- Given exercise -
Go through the records below line by line. Count the lines with "Hiljaa" and give the count alone.

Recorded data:
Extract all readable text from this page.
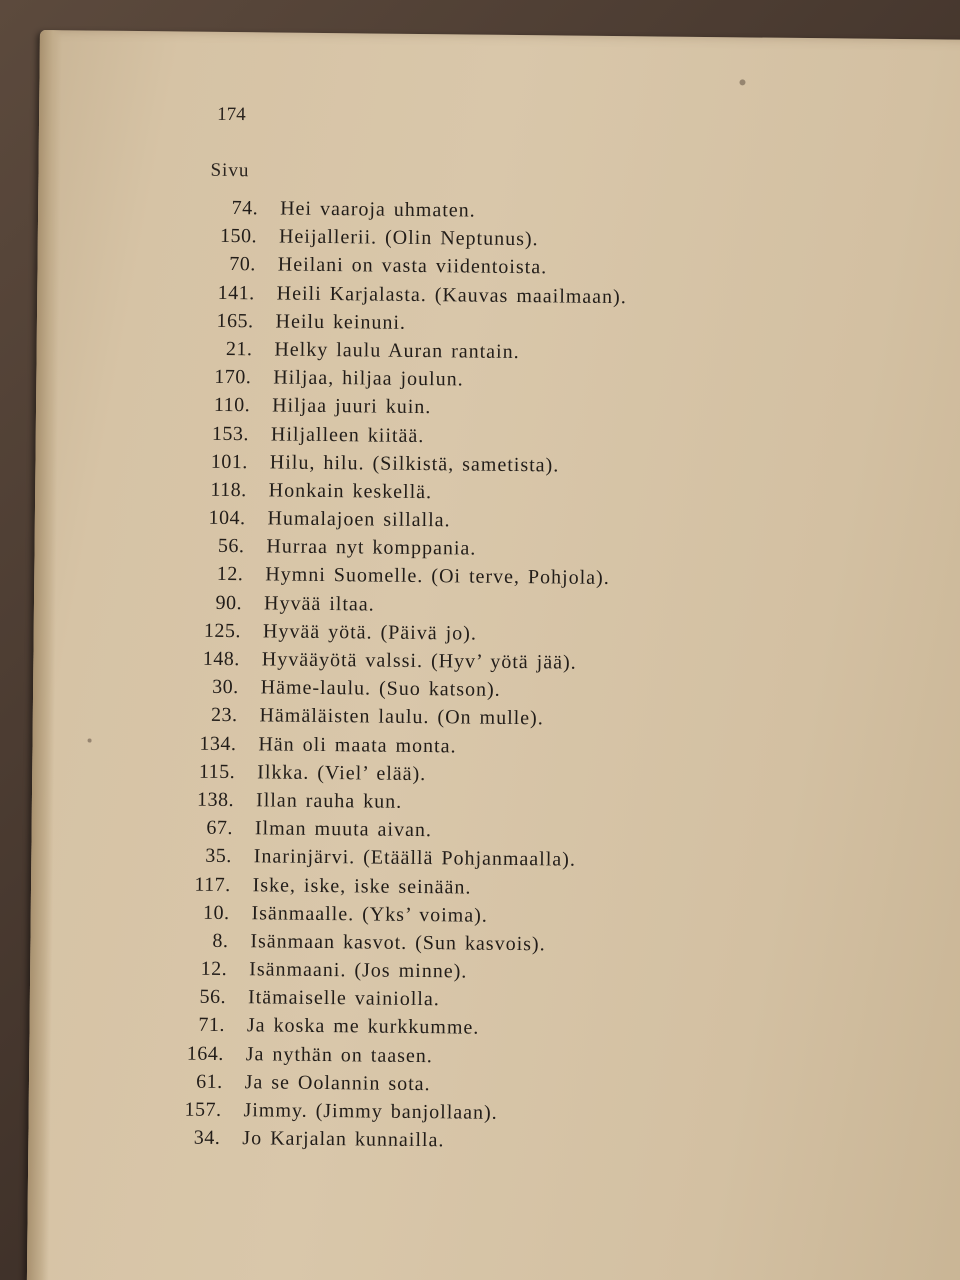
174
Sivu
74. Hei vaaroja uhmaten.
150. Heijallerii. (Olin Neptunus).
70. Heilani on vasta viidentoista.
141. Heili Karjalasta. (Kauvas maailmaan).
165. Heilu keinuni.
21. Helky laulu Auran rantain.
170. Hiljaa, hiljaa joulun.
110. Hiljaa juuri kuin.
153. Hiljalleen kiitää.
101. Hilu, hilu. (Silkistä, sametista).
118. Honkain keskellä.
104. Humalajoen sillalla.
56. Hurraa nyt komppania.
12. Hymni Suomelle. (Oi terve, Pohjola).
90. Hyvää iltaa.
125. Hyvää yötä. (Päivä jo).
148. Hyvääyötä valssi. (Hyv’ yötä jää).
30. Häme-laulu. (Suo katson).
23. Hämäläisten laulu. (On mulle).
134. Hän oli maata monta.
115. Ilkka. (Viel’ elää).
138. Illan rauha kun.
67. Ilman muuta aivan.
35. Inarinjärvi. (Etäällä Pohjanmaalla).
117. Iske, iske, iske seinään.
10. Isänmaalle. (Yks’ voima).
8. Isänmaan kasvot. (Sun kasvois).
12. Isänmaani. (Jos minne).
56. Itämaiselle vainiolla.
71. Ja koska me kurkkumme.
164. Ja nythän on taasen.
61. Ja se Oolannin sota.
157. Jimmy. (Jimmy banjollaan).
34. Jo Karjalan kunnailla.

- Output below -
2